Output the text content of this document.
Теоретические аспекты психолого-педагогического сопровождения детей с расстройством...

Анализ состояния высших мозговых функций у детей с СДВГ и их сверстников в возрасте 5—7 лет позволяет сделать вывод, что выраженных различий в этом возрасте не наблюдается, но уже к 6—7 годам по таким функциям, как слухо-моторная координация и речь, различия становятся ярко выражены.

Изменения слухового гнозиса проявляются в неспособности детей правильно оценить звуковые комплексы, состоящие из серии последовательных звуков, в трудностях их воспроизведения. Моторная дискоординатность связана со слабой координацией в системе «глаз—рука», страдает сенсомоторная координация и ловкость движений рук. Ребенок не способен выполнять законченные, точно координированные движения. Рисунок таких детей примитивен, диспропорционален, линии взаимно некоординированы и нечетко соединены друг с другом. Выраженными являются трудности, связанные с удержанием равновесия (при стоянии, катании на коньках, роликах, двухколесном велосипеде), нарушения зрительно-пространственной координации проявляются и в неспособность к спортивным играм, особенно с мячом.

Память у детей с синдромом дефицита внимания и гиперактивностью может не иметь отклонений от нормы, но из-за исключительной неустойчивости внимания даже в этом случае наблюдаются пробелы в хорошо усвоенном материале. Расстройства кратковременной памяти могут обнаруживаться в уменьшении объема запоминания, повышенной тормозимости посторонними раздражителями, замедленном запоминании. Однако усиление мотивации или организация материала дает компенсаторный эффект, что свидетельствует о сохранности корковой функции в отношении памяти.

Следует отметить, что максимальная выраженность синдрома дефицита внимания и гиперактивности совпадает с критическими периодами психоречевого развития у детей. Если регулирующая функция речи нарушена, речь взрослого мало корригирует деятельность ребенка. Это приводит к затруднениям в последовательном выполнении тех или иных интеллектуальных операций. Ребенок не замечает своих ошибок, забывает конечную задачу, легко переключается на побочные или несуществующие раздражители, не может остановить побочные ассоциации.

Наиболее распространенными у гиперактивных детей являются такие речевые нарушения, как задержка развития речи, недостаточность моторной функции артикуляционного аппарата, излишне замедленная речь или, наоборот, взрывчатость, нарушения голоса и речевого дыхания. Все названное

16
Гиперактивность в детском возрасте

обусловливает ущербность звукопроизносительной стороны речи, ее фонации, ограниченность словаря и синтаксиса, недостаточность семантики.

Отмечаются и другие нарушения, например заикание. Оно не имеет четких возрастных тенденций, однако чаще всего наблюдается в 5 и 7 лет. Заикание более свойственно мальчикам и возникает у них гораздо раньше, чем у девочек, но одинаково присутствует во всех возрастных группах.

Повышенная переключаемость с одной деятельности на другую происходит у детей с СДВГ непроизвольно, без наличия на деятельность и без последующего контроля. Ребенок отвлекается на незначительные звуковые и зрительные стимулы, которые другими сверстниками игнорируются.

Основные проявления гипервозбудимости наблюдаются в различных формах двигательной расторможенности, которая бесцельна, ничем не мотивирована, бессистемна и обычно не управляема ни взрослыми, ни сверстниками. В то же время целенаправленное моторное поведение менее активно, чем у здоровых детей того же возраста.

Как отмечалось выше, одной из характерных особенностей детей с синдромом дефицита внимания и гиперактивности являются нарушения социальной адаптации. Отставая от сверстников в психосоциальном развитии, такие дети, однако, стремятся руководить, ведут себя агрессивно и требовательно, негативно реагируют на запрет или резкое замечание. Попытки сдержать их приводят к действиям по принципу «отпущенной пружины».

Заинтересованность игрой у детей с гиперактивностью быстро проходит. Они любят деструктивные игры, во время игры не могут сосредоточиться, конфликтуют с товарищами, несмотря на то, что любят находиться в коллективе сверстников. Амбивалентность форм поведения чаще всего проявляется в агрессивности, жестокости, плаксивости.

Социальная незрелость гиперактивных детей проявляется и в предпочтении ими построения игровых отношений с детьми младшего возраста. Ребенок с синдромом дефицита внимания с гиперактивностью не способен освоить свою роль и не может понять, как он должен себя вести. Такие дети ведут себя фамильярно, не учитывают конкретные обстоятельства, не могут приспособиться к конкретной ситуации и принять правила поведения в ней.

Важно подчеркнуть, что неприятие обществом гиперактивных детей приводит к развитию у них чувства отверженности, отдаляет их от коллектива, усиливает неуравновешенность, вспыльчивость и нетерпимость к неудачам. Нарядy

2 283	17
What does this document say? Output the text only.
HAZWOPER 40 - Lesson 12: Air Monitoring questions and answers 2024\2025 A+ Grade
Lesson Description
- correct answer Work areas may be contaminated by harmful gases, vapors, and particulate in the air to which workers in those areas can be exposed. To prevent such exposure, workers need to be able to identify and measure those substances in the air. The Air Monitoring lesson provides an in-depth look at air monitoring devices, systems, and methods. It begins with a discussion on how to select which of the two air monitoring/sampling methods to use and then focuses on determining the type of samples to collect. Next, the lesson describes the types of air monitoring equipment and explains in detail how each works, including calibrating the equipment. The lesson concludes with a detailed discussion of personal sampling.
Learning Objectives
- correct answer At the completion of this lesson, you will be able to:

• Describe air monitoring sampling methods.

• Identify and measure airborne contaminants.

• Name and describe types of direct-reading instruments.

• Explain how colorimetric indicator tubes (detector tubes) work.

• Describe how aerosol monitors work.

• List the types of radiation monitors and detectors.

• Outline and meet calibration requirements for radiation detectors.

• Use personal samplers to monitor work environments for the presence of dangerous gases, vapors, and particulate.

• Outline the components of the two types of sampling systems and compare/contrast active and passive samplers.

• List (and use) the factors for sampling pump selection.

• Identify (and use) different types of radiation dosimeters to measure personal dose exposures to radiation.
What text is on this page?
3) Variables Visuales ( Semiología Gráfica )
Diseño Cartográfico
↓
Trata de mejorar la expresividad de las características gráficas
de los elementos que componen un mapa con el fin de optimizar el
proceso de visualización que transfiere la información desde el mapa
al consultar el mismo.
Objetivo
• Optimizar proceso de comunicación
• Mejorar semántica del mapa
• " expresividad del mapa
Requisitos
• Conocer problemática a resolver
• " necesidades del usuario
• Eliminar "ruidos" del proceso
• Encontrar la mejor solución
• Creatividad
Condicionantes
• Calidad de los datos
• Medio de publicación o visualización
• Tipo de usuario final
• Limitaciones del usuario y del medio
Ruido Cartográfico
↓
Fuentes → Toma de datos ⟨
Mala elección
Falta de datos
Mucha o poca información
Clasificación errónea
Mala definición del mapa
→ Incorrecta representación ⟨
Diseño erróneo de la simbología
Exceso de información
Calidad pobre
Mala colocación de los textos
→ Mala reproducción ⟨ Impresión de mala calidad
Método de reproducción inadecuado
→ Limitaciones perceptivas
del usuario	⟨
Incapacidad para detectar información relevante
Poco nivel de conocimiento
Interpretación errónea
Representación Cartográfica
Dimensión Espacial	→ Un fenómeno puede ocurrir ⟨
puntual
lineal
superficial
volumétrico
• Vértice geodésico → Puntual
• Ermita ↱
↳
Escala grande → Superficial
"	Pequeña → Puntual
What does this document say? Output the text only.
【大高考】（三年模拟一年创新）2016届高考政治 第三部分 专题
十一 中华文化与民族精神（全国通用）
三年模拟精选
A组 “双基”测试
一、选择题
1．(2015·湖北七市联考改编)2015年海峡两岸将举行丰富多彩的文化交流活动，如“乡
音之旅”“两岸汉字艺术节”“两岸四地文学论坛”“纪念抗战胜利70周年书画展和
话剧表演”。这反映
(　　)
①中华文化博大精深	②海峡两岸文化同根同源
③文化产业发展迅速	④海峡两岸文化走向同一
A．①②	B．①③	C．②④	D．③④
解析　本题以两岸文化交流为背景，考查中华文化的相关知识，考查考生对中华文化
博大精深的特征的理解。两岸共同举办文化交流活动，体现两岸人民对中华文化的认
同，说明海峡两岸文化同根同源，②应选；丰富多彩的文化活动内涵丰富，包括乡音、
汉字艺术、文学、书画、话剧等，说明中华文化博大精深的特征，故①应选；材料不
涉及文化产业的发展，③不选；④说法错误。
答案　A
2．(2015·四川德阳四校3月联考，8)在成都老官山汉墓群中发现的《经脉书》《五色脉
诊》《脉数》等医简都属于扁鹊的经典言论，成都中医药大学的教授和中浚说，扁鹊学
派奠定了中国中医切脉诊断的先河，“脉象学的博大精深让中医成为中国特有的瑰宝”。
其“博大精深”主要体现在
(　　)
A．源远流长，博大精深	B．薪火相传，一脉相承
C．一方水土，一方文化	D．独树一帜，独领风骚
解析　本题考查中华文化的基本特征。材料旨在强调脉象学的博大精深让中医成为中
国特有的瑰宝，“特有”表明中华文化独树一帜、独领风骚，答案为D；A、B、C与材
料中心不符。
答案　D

#### Aim of the task
Scan the entries above for the word "usuario" and collect each line holding it.

#### Solution for this exercise
• " necesidades del usuario
• Tipo de usuario final
• Limitaciones del usuario y del medio
del usuario	⟨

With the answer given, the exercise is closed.